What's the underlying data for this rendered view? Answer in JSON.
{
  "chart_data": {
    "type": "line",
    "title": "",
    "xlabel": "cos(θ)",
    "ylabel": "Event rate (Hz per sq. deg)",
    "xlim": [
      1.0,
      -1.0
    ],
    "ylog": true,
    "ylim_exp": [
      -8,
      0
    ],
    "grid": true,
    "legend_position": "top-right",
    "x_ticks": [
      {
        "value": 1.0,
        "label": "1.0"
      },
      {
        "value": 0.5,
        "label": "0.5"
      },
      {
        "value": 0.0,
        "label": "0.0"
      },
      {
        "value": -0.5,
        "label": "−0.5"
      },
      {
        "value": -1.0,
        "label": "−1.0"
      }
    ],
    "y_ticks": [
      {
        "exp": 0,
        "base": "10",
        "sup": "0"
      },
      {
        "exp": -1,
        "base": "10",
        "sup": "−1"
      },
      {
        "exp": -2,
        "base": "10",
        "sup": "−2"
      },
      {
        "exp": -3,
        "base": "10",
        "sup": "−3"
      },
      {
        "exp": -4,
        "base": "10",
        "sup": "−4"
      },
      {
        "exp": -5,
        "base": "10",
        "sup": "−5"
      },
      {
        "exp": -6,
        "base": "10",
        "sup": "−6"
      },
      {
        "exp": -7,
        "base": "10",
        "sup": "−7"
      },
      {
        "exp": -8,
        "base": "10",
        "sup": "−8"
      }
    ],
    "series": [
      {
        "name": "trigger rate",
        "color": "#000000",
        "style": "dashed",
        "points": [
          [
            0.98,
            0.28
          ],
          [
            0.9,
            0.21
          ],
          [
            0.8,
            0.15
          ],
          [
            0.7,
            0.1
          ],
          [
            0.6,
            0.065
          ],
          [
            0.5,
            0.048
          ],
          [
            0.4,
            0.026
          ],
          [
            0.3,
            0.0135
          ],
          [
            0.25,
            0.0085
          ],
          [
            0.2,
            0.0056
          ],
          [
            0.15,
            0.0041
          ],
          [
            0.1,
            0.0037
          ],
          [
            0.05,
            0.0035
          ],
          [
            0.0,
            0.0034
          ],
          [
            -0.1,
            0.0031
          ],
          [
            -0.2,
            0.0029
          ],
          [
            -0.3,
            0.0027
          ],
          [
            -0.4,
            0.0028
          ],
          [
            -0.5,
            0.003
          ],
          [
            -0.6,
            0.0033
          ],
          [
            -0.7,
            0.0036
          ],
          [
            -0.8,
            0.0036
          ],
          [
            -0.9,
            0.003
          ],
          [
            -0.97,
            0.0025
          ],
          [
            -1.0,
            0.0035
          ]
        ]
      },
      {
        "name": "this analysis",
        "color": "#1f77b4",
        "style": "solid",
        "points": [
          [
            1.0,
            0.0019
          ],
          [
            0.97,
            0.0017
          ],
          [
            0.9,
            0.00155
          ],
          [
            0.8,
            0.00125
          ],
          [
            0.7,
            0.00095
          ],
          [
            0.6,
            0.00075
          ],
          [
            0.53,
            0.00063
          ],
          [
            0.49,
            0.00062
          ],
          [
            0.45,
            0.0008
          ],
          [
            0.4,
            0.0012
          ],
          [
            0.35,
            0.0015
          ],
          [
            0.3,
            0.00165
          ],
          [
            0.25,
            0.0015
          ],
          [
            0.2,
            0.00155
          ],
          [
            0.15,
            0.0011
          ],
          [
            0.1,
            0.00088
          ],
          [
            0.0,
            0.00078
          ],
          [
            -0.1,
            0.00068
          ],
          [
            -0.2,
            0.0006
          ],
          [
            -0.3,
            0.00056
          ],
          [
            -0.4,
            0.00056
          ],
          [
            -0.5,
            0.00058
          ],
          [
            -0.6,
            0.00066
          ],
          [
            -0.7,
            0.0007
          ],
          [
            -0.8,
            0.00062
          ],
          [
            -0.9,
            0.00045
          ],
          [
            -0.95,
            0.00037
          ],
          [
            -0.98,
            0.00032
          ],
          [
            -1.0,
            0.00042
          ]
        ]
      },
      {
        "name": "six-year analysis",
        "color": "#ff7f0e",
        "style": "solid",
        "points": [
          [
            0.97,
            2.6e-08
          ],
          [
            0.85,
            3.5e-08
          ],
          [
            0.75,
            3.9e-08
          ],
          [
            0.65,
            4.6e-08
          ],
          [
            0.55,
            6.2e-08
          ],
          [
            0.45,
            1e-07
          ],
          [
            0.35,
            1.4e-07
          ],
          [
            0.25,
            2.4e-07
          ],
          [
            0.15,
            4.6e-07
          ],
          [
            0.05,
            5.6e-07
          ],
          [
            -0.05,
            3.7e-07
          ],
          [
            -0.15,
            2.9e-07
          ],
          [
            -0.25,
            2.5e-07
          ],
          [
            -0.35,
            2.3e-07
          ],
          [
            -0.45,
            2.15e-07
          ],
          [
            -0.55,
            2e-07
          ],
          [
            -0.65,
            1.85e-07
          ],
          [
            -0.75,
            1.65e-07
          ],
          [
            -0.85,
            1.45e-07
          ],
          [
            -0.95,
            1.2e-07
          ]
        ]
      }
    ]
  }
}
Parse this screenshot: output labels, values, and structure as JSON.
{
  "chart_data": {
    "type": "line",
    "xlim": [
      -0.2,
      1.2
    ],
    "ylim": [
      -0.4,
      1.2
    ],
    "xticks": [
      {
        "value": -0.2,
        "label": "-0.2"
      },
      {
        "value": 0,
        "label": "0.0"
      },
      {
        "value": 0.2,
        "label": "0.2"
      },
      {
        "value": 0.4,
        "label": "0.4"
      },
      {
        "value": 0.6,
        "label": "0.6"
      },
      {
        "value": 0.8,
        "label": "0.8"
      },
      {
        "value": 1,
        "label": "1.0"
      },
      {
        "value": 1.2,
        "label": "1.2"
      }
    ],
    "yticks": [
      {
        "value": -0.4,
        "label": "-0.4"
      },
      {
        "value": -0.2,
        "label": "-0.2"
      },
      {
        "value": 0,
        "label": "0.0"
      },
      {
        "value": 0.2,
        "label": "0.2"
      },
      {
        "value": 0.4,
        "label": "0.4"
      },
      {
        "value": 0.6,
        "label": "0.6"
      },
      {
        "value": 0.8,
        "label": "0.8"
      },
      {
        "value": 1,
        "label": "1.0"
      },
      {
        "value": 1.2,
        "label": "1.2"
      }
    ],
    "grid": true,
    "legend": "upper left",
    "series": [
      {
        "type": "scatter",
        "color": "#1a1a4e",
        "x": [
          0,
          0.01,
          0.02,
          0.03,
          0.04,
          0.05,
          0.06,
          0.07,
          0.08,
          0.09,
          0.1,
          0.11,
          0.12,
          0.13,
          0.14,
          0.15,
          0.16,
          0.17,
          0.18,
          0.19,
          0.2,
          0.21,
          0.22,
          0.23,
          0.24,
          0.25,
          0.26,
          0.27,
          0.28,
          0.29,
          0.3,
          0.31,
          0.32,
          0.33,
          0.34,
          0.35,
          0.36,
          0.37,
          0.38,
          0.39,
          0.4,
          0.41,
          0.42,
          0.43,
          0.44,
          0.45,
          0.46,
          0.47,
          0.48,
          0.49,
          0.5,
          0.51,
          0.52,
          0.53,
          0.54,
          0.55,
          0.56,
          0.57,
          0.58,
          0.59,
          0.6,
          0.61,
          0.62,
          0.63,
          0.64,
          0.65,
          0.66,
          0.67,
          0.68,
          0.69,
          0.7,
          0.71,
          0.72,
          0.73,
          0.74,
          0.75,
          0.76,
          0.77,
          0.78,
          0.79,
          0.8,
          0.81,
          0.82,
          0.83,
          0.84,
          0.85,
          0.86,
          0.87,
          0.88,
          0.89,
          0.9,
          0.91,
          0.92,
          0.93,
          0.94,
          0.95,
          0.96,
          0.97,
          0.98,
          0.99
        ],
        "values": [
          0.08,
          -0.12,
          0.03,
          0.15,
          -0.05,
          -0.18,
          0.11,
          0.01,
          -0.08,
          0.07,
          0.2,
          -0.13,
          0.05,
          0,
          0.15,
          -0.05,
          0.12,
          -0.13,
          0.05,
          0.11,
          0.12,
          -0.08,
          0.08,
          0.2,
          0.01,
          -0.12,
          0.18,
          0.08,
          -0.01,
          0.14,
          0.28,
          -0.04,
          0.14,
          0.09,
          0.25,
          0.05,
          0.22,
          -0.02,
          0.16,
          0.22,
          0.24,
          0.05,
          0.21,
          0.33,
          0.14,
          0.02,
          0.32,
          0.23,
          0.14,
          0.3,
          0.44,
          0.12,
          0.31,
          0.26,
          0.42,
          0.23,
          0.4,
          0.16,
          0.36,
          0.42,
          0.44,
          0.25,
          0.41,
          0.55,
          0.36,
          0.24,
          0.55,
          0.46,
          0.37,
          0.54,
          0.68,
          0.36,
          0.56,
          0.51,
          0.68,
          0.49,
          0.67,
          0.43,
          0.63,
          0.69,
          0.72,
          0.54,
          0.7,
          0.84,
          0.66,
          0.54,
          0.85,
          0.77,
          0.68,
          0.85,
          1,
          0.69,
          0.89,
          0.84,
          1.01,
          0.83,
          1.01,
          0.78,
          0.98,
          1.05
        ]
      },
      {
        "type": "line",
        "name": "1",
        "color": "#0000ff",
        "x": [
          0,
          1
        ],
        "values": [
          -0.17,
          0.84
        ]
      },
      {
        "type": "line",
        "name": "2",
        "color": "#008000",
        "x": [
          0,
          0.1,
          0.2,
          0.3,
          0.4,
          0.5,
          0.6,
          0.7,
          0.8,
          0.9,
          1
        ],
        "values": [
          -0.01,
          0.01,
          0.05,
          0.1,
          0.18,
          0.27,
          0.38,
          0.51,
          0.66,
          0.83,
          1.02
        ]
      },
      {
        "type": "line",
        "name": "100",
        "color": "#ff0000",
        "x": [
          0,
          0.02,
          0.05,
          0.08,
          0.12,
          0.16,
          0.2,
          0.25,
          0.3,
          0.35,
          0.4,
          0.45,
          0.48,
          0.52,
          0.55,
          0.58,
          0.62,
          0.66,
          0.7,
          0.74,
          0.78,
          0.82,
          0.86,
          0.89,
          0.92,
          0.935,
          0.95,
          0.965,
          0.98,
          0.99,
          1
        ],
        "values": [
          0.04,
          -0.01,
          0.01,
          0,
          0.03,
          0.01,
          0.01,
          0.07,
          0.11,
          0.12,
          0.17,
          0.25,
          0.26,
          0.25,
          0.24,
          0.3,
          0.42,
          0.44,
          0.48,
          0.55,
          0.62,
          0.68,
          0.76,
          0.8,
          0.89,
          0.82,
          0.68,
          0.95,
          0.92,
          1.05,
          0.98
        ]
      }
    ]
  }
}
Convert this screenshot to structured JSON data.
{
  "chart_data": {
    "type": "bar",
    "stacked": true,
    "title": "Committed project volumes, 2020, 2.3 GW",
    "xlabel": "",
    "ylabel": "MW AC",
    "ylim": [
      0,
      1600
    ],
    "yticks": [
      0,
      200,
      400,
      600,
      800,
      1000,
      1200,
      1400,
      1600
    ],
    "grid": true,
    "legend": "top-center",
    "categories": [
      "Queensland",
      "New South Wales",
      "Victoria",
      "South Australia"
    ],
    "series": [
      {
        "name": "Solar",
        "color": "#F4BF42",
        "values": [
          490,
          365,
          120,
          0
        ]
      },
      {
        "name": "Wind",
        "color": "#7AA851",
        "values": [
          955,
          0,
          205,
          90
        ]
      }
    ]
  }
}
# # #
**Exercise task**:
Copy every line of the entries above in which "title" occurs.

**Output for this task**:
    "title": "",
    "title": "Committed project volumes, 2020, 2.3 GW",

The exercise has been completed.